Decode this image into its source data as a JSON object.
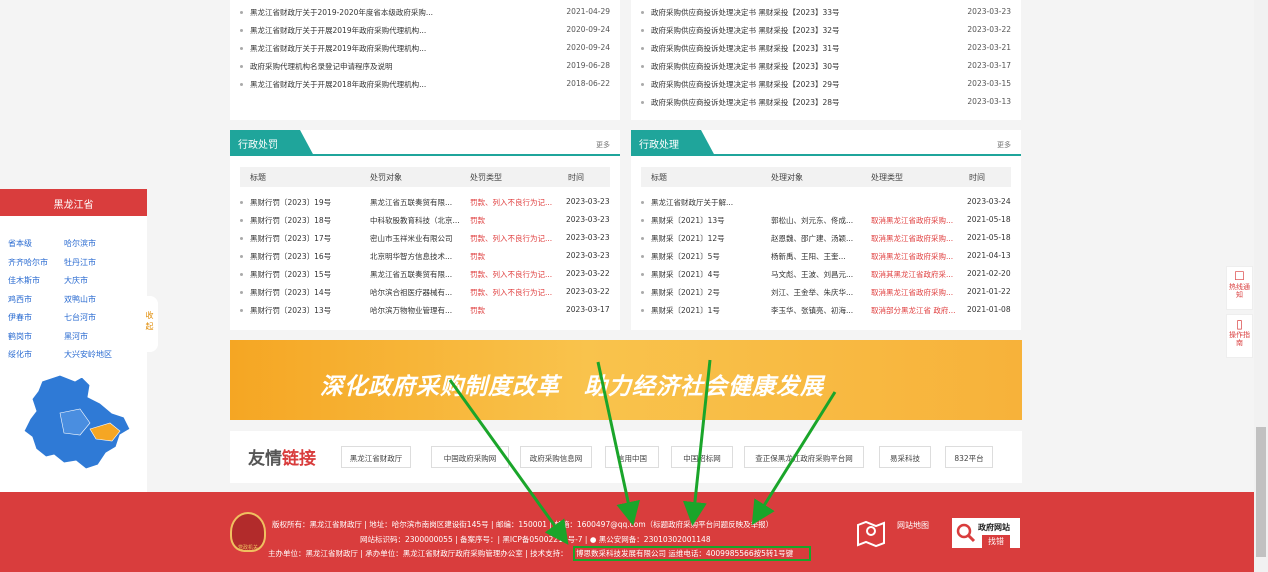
{
  "news_left": [
    {
      "title": "黑龙江省财政厅关于2019-2020年度省本级政府采购...",
      "date": "2021-04-29"
    },
    {
      "title": "黑龙江省财政厅关于开展2019年政府采购代理机构...",
      "date": "2020-09-24"
    },
    {
      "title": "黑龙江省财政厅关于开展2019年政府采购代理机构...",
      "date": "2020-09-24"
    },
    {
      "title": "政府采购代理机构名录登记申请程序及说明",
      "date": "2019-06-28"
    },
    {
      "title": "黑龙江省财政厅关于开展2018年政府采购代理机构...",
      "date": "2018-06-22"
    }
  ],
  "news_right": [
    {
      "title": "政府采购供应商投诉处理决定书 黑财采投【2023】33号",
      "date": "2023-03-23"
    },
    {
      "title": "政府采购供应商投诉处理决定书 黑财采投【2023】32号",
      "date": "2023-03-22"
    },
    {
      "title": "政府采购供应商投诉处理决定书 黑财采投【2023】31号",
      "date": "2023-03-21"
    },
    {
      "title": "政府采购供应商投诉处理决定书 黑财采投【2023】30号",
      "date": "2023-03-17"
    },
    {
      "title": "政府采购供应商投诉处理决定书 黑财采投【2023】29号",
      "date": "2023-03-15"
    },
    {
      "title": "政府采购供应商投诉处理决定书 黑财采投【2023】28号",
      "date": "2023-03-13"
    }
  ],
  "penalty": {
    "tab": "行政处罚",
    "more": "更多",
    "headers": [
      "标题",
      "处罚对象",
      "处罚类型",
      "时间"
    ],
    "rows": [
      [
        "黑财行罚〔2023〕19号",
        "黑龙江省五联奏贸有限...",
        "罚款、列入不良行为记...",
        "2023-03-23"
      ],
      [
        "黑财行罚〔2023〕18号",
        "中科软股教育科技（北京...",
        "罚款",
        "2023-03-23"
      ],
      [
        "黑财行罚〔2023〕17号",
        "密山市玉祥米业有限公司",
        "罚款、列入不良行为记...",
        "2023-03-23"
      ],
      [
        "黑财行罚〔2023〕16号",
        "北京明华智方信息技术...",
        "罚款",
        "2023-03-23"
      ],
      [
        "黑财行罚〔2023〕15号",
        "黑龙江省五联奏贸有限...",
        "罚款、列入不良行为记...",
        "2023-03-22"
      ],
      [
        "黑财行罚〔2023〕14号",
        "哈尔滨合祖医疗器械有...",
        "罚款、列入不良行为记...",
        "2023-03-22"
      ],
      [
        "黑财行罚〔2023〕13号",
        "哈尔滨万物物业管理有...",
        "罚款",
        "2023-03-17"
      ]
    ]
  },
  "handling": {
    "tab": "行政处理",
    "more": "更多",
    "headers": [
      "标题",
      "处理对象",
      "处理类型",
      "时间"
    ],
    "rows": [
      [
        "黑龙江省财政厅关于解...",
        "",
        "",
        "2023-03-24"
      ],
      [
        "黑财采〔2021〕13号",
        "郭松山、刘元东、佟成...",
        "取消黑龙江省政府采购...",
        "2021-05-18"
      ],
      [
        "黑财采〔2021〕12号",
        "赵恩魏、邵广建、汤颖...",
        "取消黑龙江省政府采购...",
        "2021-05-18"
      ],
      [
        "黑财采〔2021〕5号",
        "杨新禹、王阳、王奎...",
        "取消黑龙江省政府采购...",
        "2021-04-13"
      ],
      [
        "黑财采〔2021〕4号",
        "马文彪、王波、刘昌元...",
        "取消其黑龙江省政府采...",
        "2021-02-20"
      ],
      [
        "黑财采〔2021〕2号",
        "刘江、王金举、朱庆华...",
        "取消黑龙江省政府采购...",
        "2021-01-22"
      ],
      [
        "黑财采〔2021〕1号",
        "李玉华、张镇亮、初海...",
        "取消部分黑龙江省 政府...",
        "2021-01-08"
      ]
    ]
  },
  "sidebar": {
    "title": "黑龙江省",
    "cities": [
      "省本级",
      "哈尔滨市",
      "齐齐哈尔市",
      "牡丹江市",
      "佳木斯市",
      "大庆市",
      "鸡西市",
      "双鸭山市",
      "伊春市",
      "七台河市",
      "鹤岗市",
      "黑河市",
      "绥化市",
      "大兴安岭地区"
    ],
    "collapse_label": "收起"
  },
  "banner": {
    "text": "深化政府采购制度改革　助力经济社会健康发展"
  },
  "friend_links": {
    "title_a": "友情",
    "title_b": "链接",
    "items": [
      "黑龙江省财政厅",
      "中国政府采购网",
      "政府采购信息网",
      "信用中国",
      "中国招标网",
      "查正保黑龙江政府采购平台网",
      "易采科技",
      "832平台"
    ]
  },
  "footer": {
    "line1": "版权所有：黑龙江省财政厅 | 地址：哈尔滨市南岗区建设街145号 | 邮编：150001 | 邮箱：1600497@qq.com（标题政府采购平台问题反映及举报）",
    "line2": "网站标识码：2300000055 | 备案序号：| 黑ICP备05002215号-7 |",
    "line2b": "黑公安网备：23010302001148",
    "line3a": "主办单位：黑龙江省财政厅 | 承办单位：黑龙江省财政厅政府采购管理办公室 | 技术支持：",
    "line3b": "博思数采科技发展有限公司 运维电话：4009985566按5转1号键",
    "sitemap": "网站地图",
    "gov_title": "政府网站",
    "gov_sub": "找错",
    "badge_text": "党政机关"
  },
  "float_buttons": [
    {
      "label": "热线通知",
      "icon": "notice-icon"
    },
    {
      "label": "操作指南",
      "icon": "bookmark-icon"
    }
  ],
  "colors": {
    "primary_red": "#d93d3d",
    "teal": "#1fa59b",
    "annotation_green": "#1aa52a",
    "banner_orange": "#f5a623"
  }
}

● ● ● ●

▸ **GOAL**: Pull out and copy each line containing the string "黑财采投".

▸ **RIGHT ANSWER**:
      "title": "政府采购供应商投诉处理决定书 黑财采投【2023】33号",
      "title": "政府采购供应商投诉处理决定书 黑财采投【2023】32号",
      "title": "政府采购供应商投诉处理决定书 黑财采投【2023】31号",
      "title": "政府采购供应商投诉处理决定书 黑财采投【2023】30号",
      "title": "政府采购供应商投诉处理决定书 黑财采投【2023】29号",
      "title": "政府采购供应商投诉处理决定书 黑财采投【2023】28号",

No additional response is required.